Say how many lines of these entries include the word "Licitação", and answer with the number alone.
--- start of MATERIAL FOR THE TASK ---
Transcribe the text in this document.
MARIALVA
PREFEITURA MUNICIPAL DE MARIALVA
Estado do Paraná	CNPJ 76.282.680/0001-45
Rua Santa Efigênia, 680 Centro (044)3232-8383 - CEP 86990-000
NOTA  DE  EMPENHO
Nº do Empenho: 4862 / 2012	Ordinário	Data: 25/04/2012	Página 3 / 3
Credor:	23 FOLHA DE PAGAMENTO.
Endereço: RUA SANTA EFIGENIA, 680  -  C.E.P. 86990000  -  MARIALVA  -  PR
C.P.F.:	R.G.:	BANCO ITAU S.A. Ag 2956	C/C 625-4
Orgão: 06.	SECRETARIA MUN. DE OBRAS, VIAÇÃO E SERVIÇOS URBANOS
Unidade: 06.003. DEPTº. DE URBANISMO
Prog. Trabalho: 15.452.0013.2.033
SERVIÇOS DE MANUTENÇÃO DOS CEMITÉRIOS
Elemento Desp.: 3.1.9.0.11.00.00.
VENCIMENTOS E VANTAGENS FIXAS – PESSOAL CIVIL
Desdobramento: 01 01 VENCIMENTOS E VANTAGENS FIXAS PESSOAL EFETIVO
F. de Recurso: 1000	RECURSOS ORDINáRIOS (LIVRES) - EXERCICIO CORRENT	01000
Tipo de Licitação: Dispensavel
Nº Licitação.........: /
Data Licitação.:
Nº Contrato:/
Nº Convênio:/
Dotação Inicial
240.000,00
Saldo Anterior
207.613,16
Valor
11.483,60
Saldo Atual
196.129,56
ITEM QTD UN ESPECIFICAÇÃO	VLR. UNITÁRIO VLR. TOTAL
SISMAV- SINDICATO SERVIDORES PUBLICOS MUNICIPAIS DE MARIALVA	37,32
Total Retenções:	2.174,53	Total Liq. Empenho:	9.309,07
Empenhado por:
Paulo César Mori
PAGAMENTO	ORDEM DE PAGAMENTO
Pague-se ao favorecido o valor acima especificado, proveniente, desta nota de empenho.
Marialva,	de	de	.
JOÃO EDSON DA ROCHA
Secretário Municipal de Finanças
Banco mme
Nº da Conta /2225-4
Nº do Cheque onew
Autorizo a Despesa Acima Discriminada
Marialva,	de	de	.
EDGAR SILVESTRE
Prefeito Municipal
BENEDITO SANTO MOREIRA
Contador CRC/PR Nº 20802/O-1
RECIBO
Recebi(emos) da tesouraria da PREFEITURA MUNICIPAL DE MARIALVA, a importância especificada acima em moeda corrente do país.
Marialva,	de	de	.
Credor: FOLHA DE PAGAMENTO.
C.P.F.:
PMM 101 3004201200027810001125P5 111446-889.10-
--- end of MATERIAL FOR THE TASK ---
RESPONSE BELOW → 3